Monitoramento da água e biodiversidade aquática
Entre as ações estruturantes, o Programa de Monitoramento Quali-Quantitativo Sistemático (PMQQS) mantém a vigilância permanente da qualidade da água e dos sedimentos da bacia do Rio Doce, com dados em tempo real. Já o Programa de Monitoramento da Biodiversidade Aquática (PMBA) se consolidou como o maior mapeamento ambiental do Brasil, abrangendo as porções dulcícola, costeira e marinha do sistema Rio Doce — do norte do Espírito Santo ao sul da Bahia.
Esses programas são coordenados pelo ICMBio, em parceria com o Ibama, a Agência Nacional de Águas (ANA) e outras instituições federais, garantindo rigor técnico e validação científica dos indicadores ambientais.
As ações contemplam também as Unidades de Conservação federais afetadas, como a APA Costa das Algas, o Refúgio de Vida Silvestre de Santa Cruz, a Reserva Biológica de Comboios e o Parque Nacional Marinho dos Abrolhos, reforçando a proteção da biodiversidade marinha e fluvial.
Saúde pública e investimentos no SUS
O Programa Especial de Saúde do Rio Doce é um dos eixos centrais da reparação, com R$ 12 bilhões em investimentos para modernizar e ampliar a rede do Sistema Único de Saúde (SUS) nos 49 municípios afetados (38 em Minas Gerais e 11 no Espírito Santo). O valor é 160 vezes maior do que o previsto na proposta original, de R$ 750 milhões.

TAREFAS E EXERCÍCIOS:
1. Reescreva o trecho do texto extraído que começa nas palavras "Monitoramento da água" e termina após "sul da Bahia.", trocando "vigilância" por "observação".
2. Responda às perguntas com base no texto extraído.
(a) Qual programa se consolidou como o maior mapeamento ambiental do Brasil?
(b) Qual instituição coordena os programas de monitoramento?
(c) Quantos dos municípios afetados ficam no Espírito Santo?
Não é preciso consultar os dados para estas tarefas.

DADOS DO EXERCÍCIO:
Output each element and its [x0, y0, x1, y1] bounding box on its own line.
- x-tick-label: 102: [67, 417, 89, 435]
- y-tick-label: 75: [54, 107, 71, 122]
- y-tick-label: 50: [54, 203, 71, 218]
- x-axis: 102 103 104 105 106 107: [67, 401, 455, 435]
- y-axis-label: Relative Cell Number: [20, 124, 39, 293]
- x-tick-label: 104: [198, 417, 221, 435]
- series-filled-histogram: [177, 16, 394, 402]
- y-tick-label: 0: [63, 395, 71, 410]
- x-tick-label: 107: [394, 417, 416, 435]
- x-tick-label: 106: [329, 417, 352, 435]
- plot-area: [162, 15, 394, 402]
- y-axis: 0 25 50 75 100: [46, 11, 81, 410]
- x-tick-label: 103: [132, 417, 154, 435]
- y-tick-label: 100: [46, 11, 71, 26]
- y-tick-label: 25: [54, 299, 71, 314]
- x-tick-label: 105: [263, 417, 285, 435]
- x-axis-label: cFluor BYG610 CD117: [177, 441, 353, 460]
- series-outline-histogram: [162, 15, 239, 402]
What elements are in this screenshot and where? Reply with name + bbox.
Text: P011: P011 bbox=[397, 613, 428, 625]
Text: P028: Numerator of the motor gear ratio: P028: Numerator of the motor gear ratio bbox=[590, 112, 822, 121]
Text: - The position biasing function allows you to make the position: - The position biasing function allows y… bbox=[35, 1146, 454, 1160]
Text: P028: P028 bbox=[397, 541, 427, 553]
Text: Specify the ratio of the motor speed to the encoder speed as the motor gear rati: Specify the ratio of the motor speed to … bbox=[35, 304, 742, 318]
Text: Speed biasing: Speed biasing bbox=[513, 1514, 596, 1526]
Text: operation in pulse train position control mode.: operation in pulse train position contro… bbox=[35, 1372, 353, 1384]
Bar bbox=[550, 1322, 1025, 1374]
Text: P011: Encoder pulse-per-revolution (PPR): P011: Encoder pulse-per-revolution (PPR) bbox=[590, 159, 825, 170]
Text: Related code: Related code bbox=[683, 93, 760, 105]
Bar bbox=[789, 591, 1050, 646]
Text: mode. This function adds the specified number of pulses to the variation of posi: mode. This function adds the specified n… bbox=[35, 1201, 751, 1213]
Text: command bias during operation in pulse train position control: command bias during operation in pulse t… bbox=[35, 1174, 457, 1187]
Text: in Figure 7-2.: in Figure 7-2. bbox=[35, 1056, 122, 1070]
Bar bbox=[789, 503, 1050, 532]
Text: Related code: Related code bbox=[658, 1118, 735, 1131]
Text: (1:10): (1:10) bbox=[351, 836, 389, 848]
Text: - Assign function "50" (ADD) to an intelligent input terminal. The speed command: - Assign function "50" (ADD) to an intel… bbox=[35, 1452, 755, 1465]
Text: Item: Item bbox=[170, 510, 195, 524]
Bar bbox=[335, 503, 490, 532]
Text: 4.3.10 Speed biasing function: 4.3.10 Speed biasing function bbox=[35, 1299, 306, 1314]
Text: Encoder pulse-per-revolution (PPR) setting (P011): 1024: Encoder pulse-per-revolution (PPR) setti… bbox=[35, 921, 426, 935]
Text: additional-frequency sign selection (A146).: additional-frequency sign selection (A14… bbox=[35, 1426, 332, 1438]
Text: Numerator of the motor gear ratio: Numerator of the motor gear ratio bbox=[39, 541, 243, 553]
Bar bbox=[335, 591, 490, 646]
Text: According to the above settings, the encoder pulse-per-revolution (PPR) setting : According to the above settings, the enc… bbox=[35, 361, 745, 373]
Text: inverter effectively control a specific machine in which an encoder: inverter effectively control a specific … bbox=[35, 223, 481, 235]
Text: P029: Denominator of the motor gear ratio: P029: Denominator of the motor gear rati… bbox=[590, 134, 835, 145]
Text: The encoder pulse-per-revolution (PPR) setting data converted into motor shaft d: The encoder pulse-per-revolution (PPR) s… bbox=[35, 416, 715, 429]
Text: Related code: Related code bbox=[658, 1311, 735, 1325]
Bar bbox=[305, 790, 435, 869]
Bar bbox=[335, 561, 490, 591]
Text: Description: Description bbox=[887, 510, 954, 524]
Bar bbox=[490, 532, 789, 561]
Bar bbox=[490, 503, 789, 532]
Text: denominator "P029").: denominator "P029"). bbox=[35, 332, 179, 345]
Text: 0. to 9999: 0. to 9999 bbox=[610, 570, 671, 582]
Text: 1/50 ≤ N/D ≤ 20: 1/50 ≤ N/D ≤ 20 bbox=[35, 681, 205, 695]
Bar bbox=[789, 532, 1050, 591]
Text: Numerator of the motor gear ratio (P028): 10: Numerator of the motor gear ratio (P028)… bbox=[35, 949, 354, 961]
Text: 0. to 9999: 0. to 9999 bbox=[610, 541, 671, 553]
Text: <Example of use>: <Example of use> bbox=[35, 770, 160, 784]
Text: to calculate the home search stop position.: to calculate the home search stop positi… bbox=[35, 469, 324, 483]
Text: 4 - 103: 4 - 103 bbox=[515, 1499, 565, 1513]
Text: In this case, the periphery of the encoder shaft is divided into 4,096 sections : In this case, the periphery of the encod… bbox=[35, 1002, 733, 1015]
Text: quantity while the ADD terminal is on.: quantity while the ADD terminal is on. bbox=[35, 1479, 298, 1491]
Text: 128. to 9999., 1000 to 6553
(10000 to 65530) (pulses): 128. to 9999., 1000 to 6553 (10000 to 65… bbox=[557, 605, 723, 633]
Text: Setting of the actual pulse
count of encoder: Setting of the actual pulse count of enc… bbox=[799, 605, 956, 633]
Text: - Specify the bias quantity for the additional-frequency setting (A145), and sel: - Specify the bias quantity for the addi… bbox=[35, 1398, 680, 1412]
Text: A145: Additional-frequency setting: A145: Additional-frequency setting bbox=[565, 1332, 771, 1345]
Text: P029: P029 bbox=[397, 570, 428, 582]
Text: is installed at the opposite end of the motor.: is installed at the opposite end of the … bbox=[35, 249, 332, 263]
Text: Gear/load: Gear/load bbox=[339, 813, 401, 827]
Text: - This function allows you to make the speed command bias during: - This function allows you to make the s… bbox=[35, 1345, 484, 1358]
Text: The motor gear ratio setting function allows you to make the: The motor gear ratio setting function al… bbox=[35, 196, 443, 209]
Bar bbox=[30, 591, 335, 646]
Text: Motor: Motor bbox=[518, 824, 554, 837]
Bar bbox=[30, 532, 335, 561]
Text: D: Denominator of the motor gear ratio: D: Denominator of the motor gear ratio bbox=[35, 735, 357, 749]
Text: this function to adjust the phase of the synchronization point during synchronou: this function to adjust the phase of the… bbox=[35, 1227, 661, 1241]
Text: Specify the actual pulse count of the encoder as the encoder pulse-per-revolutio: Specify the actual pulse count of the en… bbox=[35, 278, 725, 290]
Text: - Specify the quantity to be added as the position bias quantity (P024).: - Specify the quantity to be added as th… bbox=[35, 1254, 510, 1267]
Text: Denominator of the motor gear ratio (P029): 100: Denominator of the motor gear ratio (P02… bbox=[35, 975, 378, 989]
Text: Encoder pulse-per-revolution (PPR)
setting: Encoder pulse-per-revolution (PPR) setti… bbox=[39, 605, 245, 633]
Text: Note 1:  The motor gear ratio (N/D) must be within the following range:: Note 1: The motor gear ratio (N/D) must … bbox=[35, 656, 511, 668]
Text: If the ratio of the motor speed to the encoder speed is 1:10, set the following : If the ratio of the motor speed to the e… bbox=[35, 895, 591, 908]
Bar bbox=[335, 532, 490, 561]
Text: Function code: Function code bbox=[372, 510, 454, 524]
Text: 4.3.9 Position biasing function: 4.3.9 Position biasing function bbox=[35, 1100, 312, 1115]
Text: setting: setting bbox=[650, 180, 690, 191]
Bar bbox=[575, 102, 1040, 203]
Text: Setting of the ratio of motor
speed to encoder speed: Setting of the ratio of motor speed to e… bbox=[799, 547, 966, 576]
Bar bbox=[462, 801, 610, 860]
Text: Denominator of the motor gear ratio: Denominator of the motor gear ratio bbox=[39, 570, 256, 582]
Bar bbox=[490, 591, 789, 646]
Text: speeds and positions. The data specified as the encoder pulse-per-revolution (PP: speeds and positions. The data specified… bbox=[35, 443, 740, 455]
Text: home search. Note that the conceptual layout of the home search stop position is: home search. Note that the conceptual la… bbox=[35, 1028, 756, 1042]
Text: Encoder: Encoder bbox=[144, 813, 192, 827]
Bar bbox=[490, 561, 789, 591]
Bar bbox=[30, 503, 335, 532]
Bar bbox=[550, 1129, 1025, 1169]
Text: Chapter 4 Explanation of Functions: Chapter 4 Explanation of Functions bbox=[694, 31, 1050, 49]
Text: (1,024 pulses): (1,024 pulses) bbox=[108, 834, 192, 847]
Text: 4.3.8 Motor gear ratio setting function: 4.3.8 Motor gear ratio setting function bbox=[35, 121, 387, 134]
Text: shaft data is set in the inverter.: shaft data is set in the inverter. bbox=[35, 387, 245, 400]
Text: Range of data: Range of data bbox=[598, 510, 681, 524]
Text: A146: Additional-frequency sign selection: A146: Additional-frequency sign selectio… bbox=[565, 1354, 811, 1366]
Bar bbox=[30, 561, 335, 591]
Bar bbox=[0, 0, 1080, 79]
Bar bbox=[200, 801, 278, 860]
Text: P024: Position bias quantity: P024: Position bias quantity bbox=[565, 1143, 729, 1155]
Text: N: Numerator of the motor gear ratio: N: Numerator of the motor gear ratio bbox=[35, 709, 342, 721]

RESULTADOS ESPERADOS:
1.
Monitoramento da água e biodiversidade aquática
Entre as ações estruturantes, o Programa de Monitoramento Quali-Quantitativo Sistemático (PMQQS) mantém a observação permanente da qualidade da água e dos sedimentos da bacia do Rio Doce, com dados em tempo real. Já o Programa de Monitoramento da Biodiversidade Aquática (PMBA) se consolidou como o maior mapeamento ambiental do Brasil, abrangendo as porções dulcícola, costeira e marinha do sistema Rio Doce — do norte do Espírito Santo ao sul da Bahia.

2.
(a) O Programa de Monitoramento da Biodiversidade Aquática (PMBA).
(b) O ICMBio.
(c) 11 municípios.